Copy the data below exactly, omitting any picture it contains.
___ RECORDS FOR THIS EXERCISE
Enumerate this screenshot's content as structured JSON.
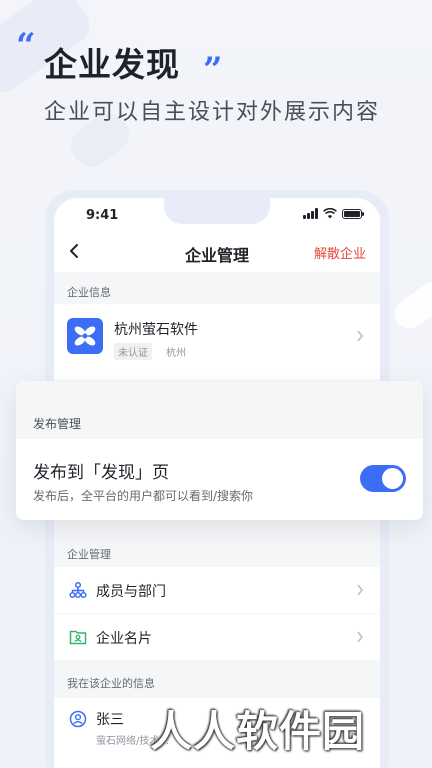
{
  "promo": {
    "title": "企业发现",
    "subtitle": "企业可以自主设计对外展示内容"
  },
  "status_bar": {
    "time": "9:41"
  },
  "nav": {
    "title": "企业管理",
    "action": "解散企业"
  },
  "company_info": {
    "section_label": "企业信息",
    "name": "杭州萤石软件",
    "badge": "未认证",
    "city": "杭州"
  },
  "publish": {
    "section_label": "发布管理",
    "title": "发布到「发现」页",
    "description": "发布后，全平台的用户都可以看到/搜索你",
    "enabled": true
  },
  "management": {
    "section_label": "企业管理",
    "items": [
      {
        "label": "成员与部门",
        "icon": "org-chart-icon"
      },
      {
        "label": "企业名片",
        "icon": "business-card-icon"
      }
    ]
  },
  "my_info": {
    "section_label": "我在该企业的信息",
    "name": "张三",
    "detail": "萤石网络/技术..."
  },
  "watermark": "人人软件园",
  "colors": {
    "accent": "#3b6ef5",
    "danger": "#e8453c"
  }
}
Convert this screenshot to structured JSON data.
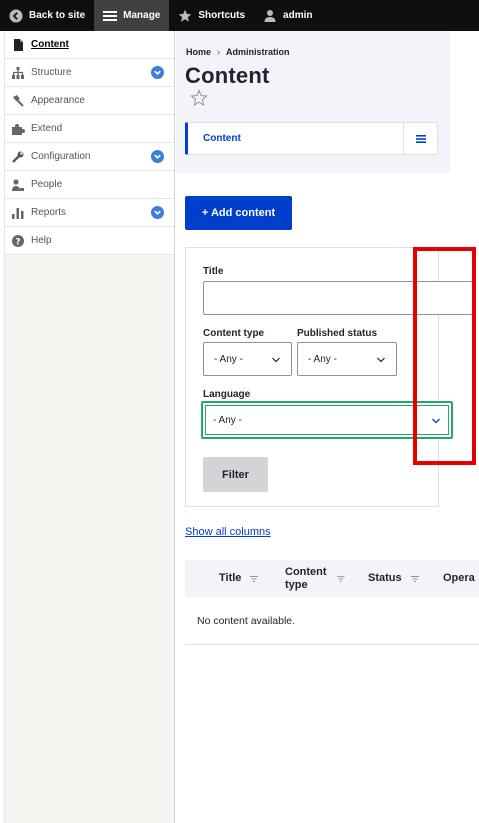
{
  "toolbar": {
    "back_label": "Back to site",
    "manage_label": "Manage",
    "shortcuts_label": "Shortcuts",
    "user_label": "admin"
  },
  "sidebar": {
    "items": [
      {
        "label": "Content",
        "icon": "file-icon",
        "active": true,
        "expandable": false
      },
      {
        "label": "Structure",
        "icon": "sitemap-icon",
        "active": false,
        "expandable": true
      },
      {
        "label": "Appearance",
        "icon": "paintbrush-icon",
        "active": false,
        "expandable": false
      },
      {
        "label": "Extend",
        "icon": "puzzle-icon",
        "active": false,
        "expandable": false
      },
      {
        "label": "Configuration",
        "icon": "wrench-icon",
        "active": false,
        "expandable": true
      },
      {
        "label": "People",
        "icon": "people-icon",
        "active": false,
        "expandable": false
      },
      {
        "label": "Reports",
        "icon": "bar-chart-icon",
        "active": false,
        "expandable": true
      },
      {
        "label": "Help",
        "icon": "help-icon",
        "active": false,
        "expandable": false
      }
    ]
  },
  "header": {
    "breadcrumb": [
      "Home",
      "Administration"
    ],
    "breadcrumb_sep": "›",
    "title": "Content",
    "tab_label": "Content"
  },
  "actions": {
    "add_content": "+ Add content"
  },
  "filter": {
    "title_label": "Title",
    "title_value": "",
    "content_type_label": "Content type",
    "content_type_value": "- Any -",
    "published_label": "Published status",
    "published_value": "- Any -",
    "language_label": "Language",
    "language_value": "- Any -",
    "filter_button": "Filter"
  },
  "table": {
    "show_all_columns": "Show all columns",
    "columns": [
      "Title",
      "Content type",
      "Status",
      "Opera"
    ],
    "empty_message": "No content available."
  },
  "colors": {
    "accent": "#003ecc",
    "toggle_blue": "#3e7ee1",
    "focus_green": "#26a769",
    "highlight_red": "#e60000"
  }
}
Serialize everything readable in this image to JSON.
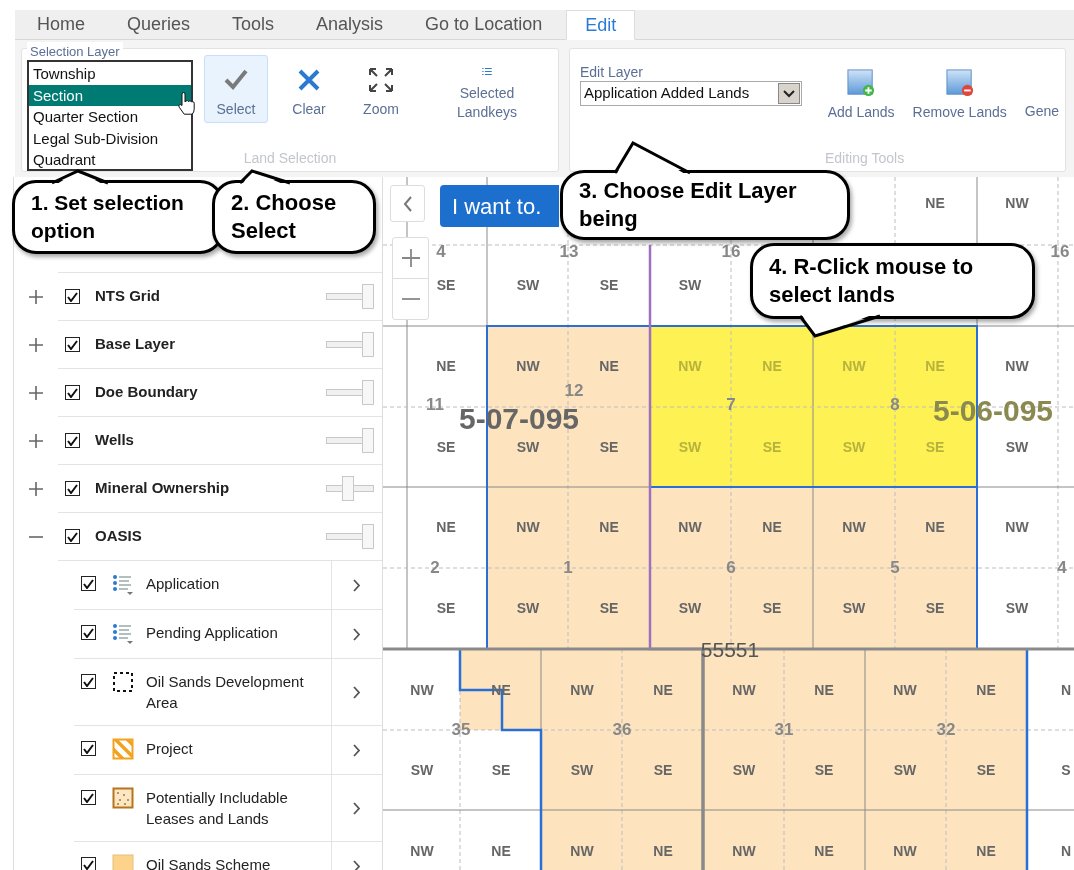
______
ANSWER
Enumerate this screenshot's content as structured JSON.
{
  "promo": {
    "title": "企业发现",
    "subtitle": "企业可以自主设计对外展示内容"
  },
  "status_bar": {
    "time": "9:41"
  },
  "nav": {
    "title": "企业管理",
    "action": "解散企业"
  },
  "company_info": {
    "section_label": "企业信息",
    "name": "杭州萤石软件",
    "badge": "未认证",
    "city": "杭州"
  },
  "publish": {
    "section_label": "发布管理",
    "title": "发布到「发现」页",
    "description": "发布后，全平台的用户都可以看到/搜索你",
    "enabled": true
  },
  "management": {
    "section_label": "企业管理",
    "items": [
      {
        "label": "成员与部门",
        "icon": "org-chart-icon"
      },
      {
        "label": "企业名片",
        "icon": "business-card-icon"
      }
    ]
  },
  "my_info": {
    "section_label": "我在该企业的信息",
    "name": "张三",
    "detail": "萤石网络/技术..."
  },
  "watermark": "人人软件园",
  "colors": {
    "accent": "#3b6ef5",
    "danger": "#e8453c"
  }
}
Convert this screenshot to structured JSON data.
{
  "toolbar": {
    "back_label": "Back to site",
    "manage_label": "Manage",
    "shortcuts_label": "Shortcuts",
    "user_label": "admin"
  },
  "sidebar": {
    "items": [
      {
        "label": "Content",
        "icon": "file-icon",
        "active": true,
        "expandable": false
      },
      {
        "label": "Structure",
        "icon": "sitemap-icon",
        "active": false,
        "expandable": true
      },
      {
        "label": "Appearance",
        "icon": "paintbrush-icon",
        "active": false,
        "expandable": false
      },
      {
        "label": "Extend",
        "icon": "puzzle-icon",
        "active": false,
        "expandable": false
      },
      {
        "label": "Configuration",
        "icon": "wrench-icon",
        "active": false,
        "expandable": true
      },
      {
        "label": "People",
        "icon": "people-icon",
        "active": false,
        "expandable": false
      },
      {
        "label": "Reports",
        "icon": "bar-chart-icon",
        "active": false,
        "expandable": true
      },
      {
        "label": "Help",
        "icon": "help-icon",
        "active": false,
        "expandable": false
      }
    ]
  },
  "header": {
    "breadcrumb": [
      "Home",
      "Administration"
    ],
    "breadcrumb_sep": "›",
    "title": "Content",
    "tab_label": "Content"
  },
  "actions": {
    "add_content": "+ Add content"
  },
  "filter": {
    "title_label": "Title",
    "title_value": "",
    "content_type_label": "Content type",
    "content_type_value": "- Any -",
    "published_label": "Published status",
    "published_value": "- Any -",
    "language_label": "Language",
    "language_value": "- Any -",
    "filter_button": "Filter"
  },
  "table": {
    "show_all_columns": "Show all columns",
    "columns": [
      "Title",
      "Content type",
      "Status",
      "Opera"
    ],
    "empty_message": "No content available."
  },
  "colors": {
    "accent": "#003ecc",
    "toggle_blue": "#3e7ee1",
    "focus_green": "#26a769",
    "highlight_red": "#e60000"
  }
}
Serialize everything readable in this image to JSON.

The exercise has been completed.